* [DIRECTIVE]: Tally up the lines that include "populates" and state that number by itself.

* [PROVIDED INFORMATION]:
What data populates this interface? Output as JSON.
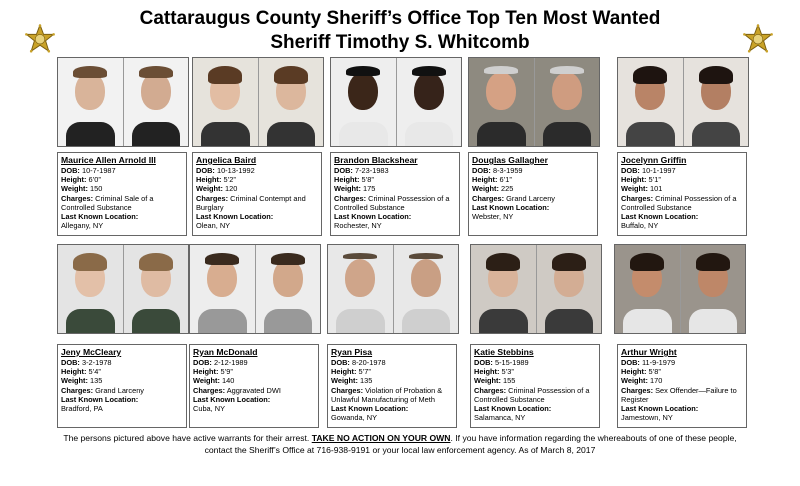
{
  "title_line1": "Cattaraugus County Sheriff’s Office Top Ten Most Wanted",
  "title_line2": "Sheriff Timothy S. Whitcomb",
  "labels": {
    "dob": "DOB:",
    "height": "Height:",
    "weight": "Weight:",
    "charges": "Charges:",
    "location": "Last Known Location:"
  },
  "wanted": [
    {
      "name": "Maurice Allen Arnold III",
      "dob": "10-7-1987",
      "height": "6’0”",
      "weight": "150",
      "charges": "Criminal Sale of a Controlled Substance",
      "location": "Allegany, NY"
    },
    {
      "name": "Angelica Baird",
      "dob": "10-13-1992",
      "height": "5’2”",
      "weight": "120",
      "charges": "Criminal Contempt and Burglary",
      "location": "Olean, NY"
    },
    {
      "name": "Brandon Blackshear",
      "dob": "7-23-1983",
      "height": "5’8”",
      "weight": "175",
      "charges": "Criminal Possession of a Controlled Substance",
      "location": "Rochester, NY"
    },
    {
      "name": "Douglas Gallagher",
      "dob": "8-3-1959",
      "height": "6’1”",
      "weight": "225",
      "charges": "Grand Larceny",
      "location": "Webster, NY"
    },
    {
      "name": "Jocelynn Griffin",
      "dob": "10-1-1997",
      "height": "5’1”",
      "weight": "101",
      "charges": "Criminal Possession of a Controlled Substance",
      "location": "Buffalo, NY"
    },
    {
      "name": "Jeny McCleary",
      "dob": "3-2-1978",
      "height": "5’4”",
      "weight": "135",
      "charges": "Grand Larceny",
      "location": "Bradford, PA"
    },
    {
      "name": "Ryan McDonald",
      "dob": "2-12-1989",
      "height": "5’9”",
      "weight": "140",
      "charges": "Aggravated DWI",
      "location": "Cuba, NY"
    },
    {
      "name": "Ryan Pisa",
      "dob": "8-20-1978",
      "height": "5’7”",
      "weight": "135",
      "charges": "Violation of Probation & Unlawful Manufacturing of Meth",
      "location": "Gowanda, NY"
    },
    {
      "name": "Katie Stebbins",
      "dob": "5-15-1989",
      "height": "5’3”",
      "weight": "155",
      "charges": "Criminal Possession of a Controlled Substance",
      "location": "Salamanca, NY"
    },
    {
      "name": "Arthur Wright",
      "dob": "11-9-1979",
      "height": "5’8”",
      "weight": "170",
      "charges": "Sex Offender—Failure to Register",
      "location": "Jamestown, NY"
    }
  ],
  "footer": {
    "line1_a": "The persons pictured above have active warrants for their arrest. ",
    "line1_b": "TAKE NO ACTION ON YOUR OWN",
    "line1_c": ". If you have information regarding the whereabouts of one of these people,",
    "line2": "contact the Sheriff’s Office at 716-938-9191 or your local law enforcement agency.  As of March 8, 2017"
  },
  "icons": {
    "badge": "sheriff-star-badge-icon"
  },
  "colors": {
    "badge_gold": "#c9a227",
    "badge_dark": "#7a5d0f"
  }
}
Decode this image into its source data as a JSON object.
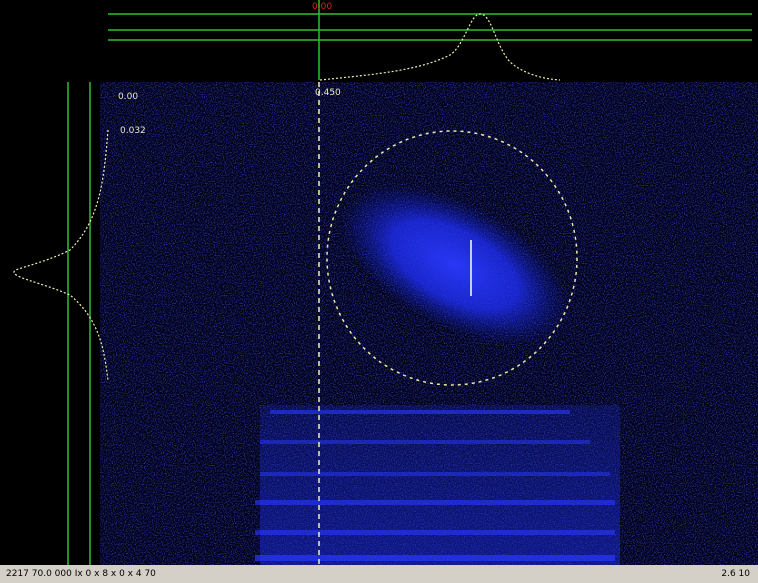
{
  "top_marker": "0.00",
  "labels": {
    "x_position": "0.450",
    "top_left": "0.00",
    "y_position": "0.032"
  },
  "status_bar": {
    "left": "2217 70.0 000 Ix 0 x 8 x 0 x 4 70",
    "right": "2.6 10"
  }
}
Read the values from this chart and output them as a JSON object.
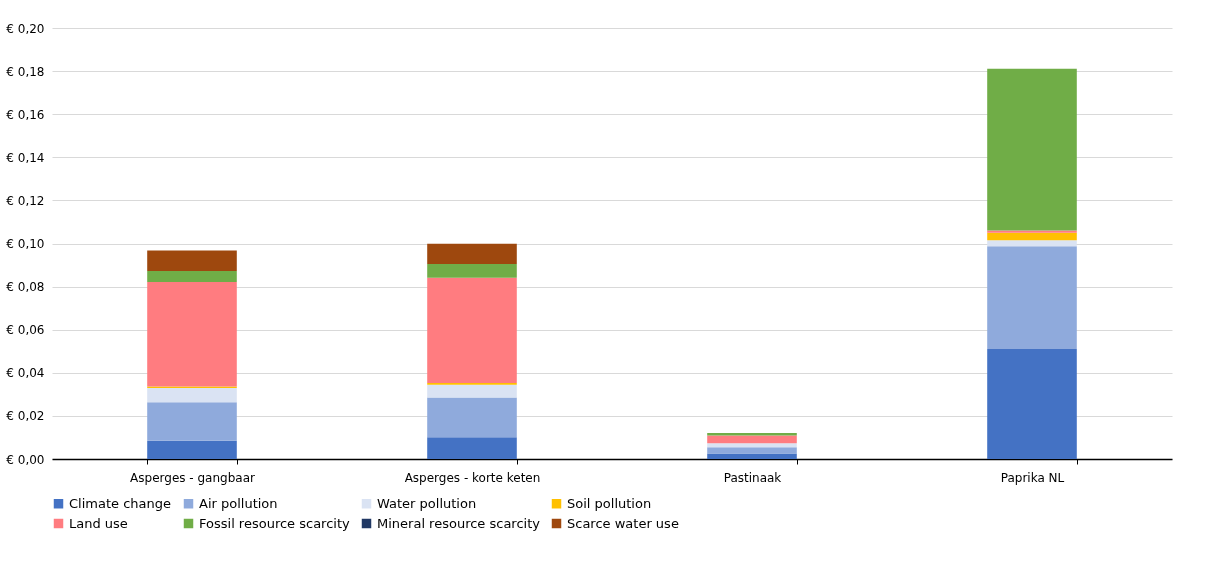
{
  "chart_data": {
    "type": "bar",
    "stacked": true,
    "categories": [
      "Asperges - gangbaar",
      "Asperges - korte keten",
      "Pastinaak",
      "Paprika NL"
    ],
    "series": [
      {
        "name": "Climate change",
        "color": "#4472c4",
        "values": [
          0.0085,
          0.0101,
          0.0026,
          0.051
        ]
      },
      {
        "name": "Air pollution",
        "color": "#8faadc",
        "values": [
          0.0178,
          0.0184,
          0.0028,
          0.0477
        ]
      },
      {
        "name": "Water pollution",
        "color": "#dae3f3",
        "values": [
          0.0067,
          0.006,
          0.0019,
          0.0028
        ]
      },
      {
        "name": "Soil pollution",
        "color": "#ffc000",
        "values": [
          0.0006,
          0.0008,
          null,
          0.0035
        ]
      },
      {
        "name": "Land use",
        "color": "#ff7c80",
        "values": [
          0.0485,
          0.0488,
          0.0036,
          0.001
        ]
      },
      {
        "name": "Fossil resource scarcity",
        "color": "#70ad47",
        "values": [
          0.0051,
          0.0064,
          0.0012,
          0.0751
        ]
      },
      {
        "name": "Mineral resource scarcity",
        "color": "#203864",
        "values": [
          0,
          0,
          0,
          0
        ]
      },
      {
        "name": "Scarce water use",
        "color": "#9e480e",
        "values": [
          0.0096,
          0.0094,
          0,
          0
        ]
      }
    ],
    "ylim": [
      0,
      0.2
    ],
    "yticks": [
      {
        "value": 0,
        "label": "€ 0,00"
      },
      {
        "value": 0.02,
        "label": "€ 0,02"
      },
      {
        "value": 0.04,
        "label": "€ 0,04"
      },
      {
        "value": 0.06,
        "label": "€ 0,06"
      },
      {
        "value": 0.08,
        "label": "€ 0,08"
      },
      {
        "value": 0.1,
        "label": "€ 0,10"
      },
      {
        "value": 0.12,
        "label": "€ 0,12"
      },
      {
        "value": 0.14,
        "label": "€ 0,14"
      },
      {
        "value": 0.16,
        "label": "€ 0,16"
      },
      {
        "value": 0.18,
        "label": "€ 0,18"
      },
      {
        "value": 0.2,
        "label": "€ 0,20"
      }
    ],
    "grid": "y",
    "legend": "bottom"
  }
}
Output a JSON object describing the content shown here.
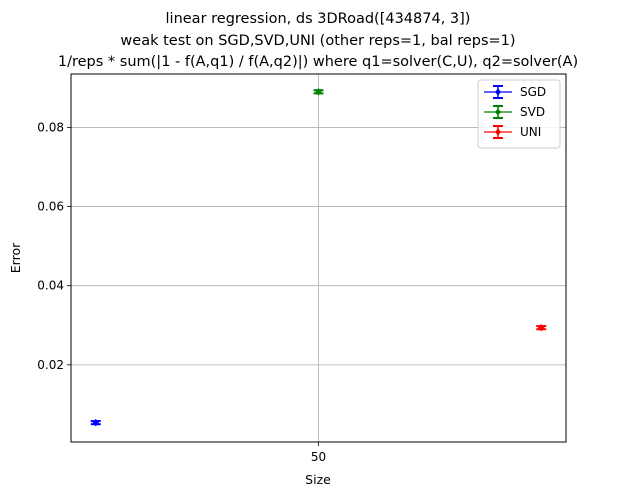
{
  "chart_data": {
    "type": "scatter",
    "title_lines": [
      "linear regression, ds 3DRoad([434874, 3])",
      "weak test on SGD,SVD,UNI (other reps=1, bal reps=1)",
      "1/reps * sum(|1 - f(A,q1) / f(A,q2)|) where q1=solver(C,U), q2=solver(A)"
    ],
    "xlabel": "Size",
    "ylabel": "Error",
    "x_ticks": [
      "50"
    ],
    "y_ticks": [
      0.02,
      0.04,
      0.06,
      0.08
    ],
    "y_tick_labels": [
      "0.02",
      "0.04",
      "0.06",
      "0.08"
    ],
    "ylim": [
      0.0005,
      0.0935
    ],
    "grid": true,
    "legend_position": "top-right",
    "series": [
      {
        "name": "SGD",
        "color": "#0000ff",
        "x_offset": -0.45,
        "value": 0.0054,
        "err": 0.0004
      },
      {
        "name": "SVD",
        "color": "#008000",
        "x_offset": 0.0,
        "value": 0.089,
        "err": 0.0004
      },
      {
        "name": "UNI",
        "color": "#ff0000",
        "x_offset": 0.45,
        "value": 0.0294,
        "err": 0.0004
      }
    ]
  }
}
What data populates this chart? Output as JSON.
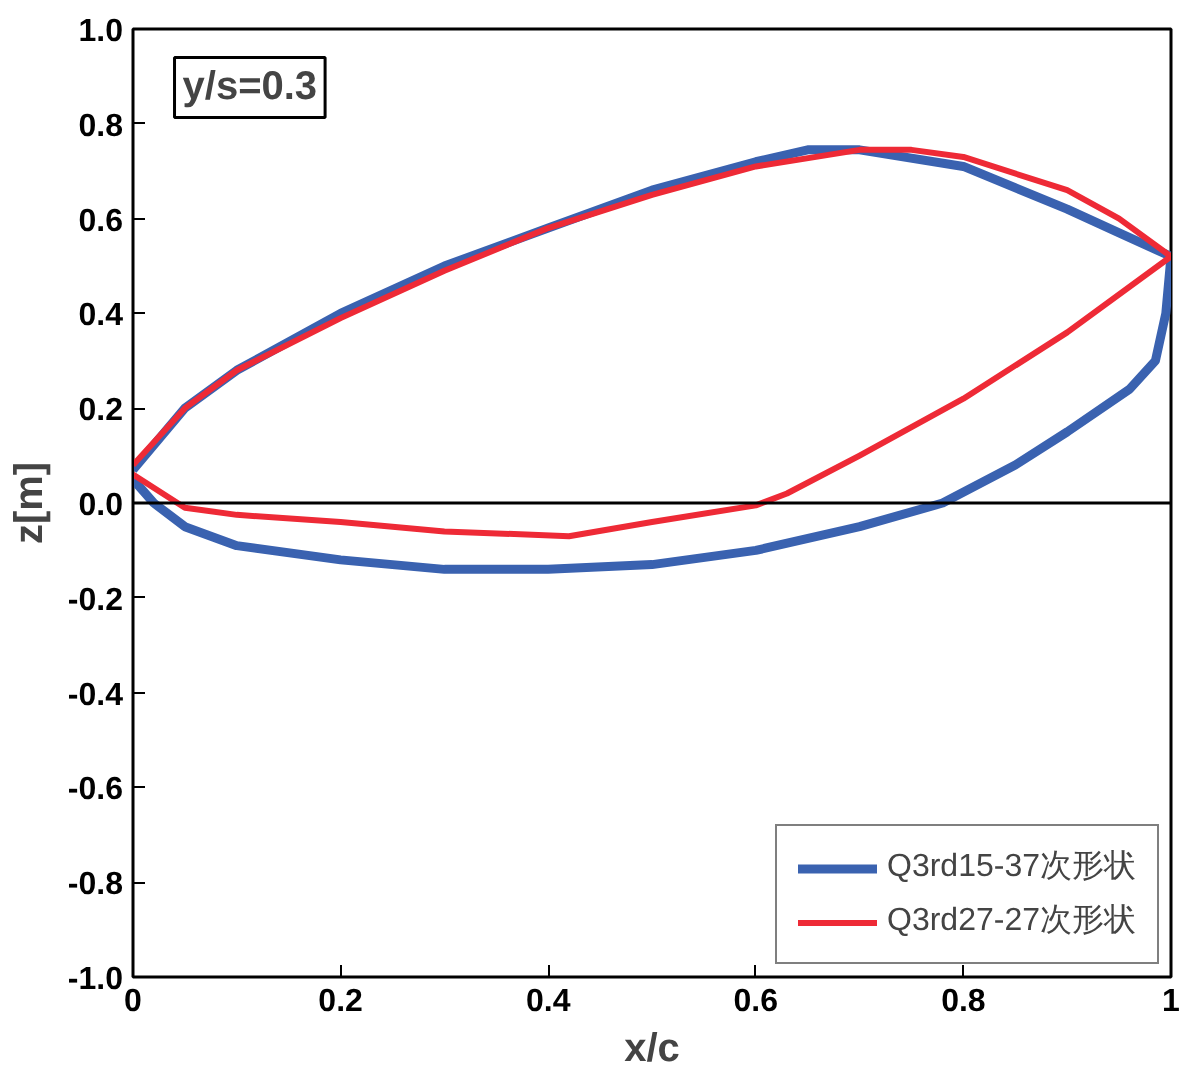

* [OUTPUT BELOW]: 2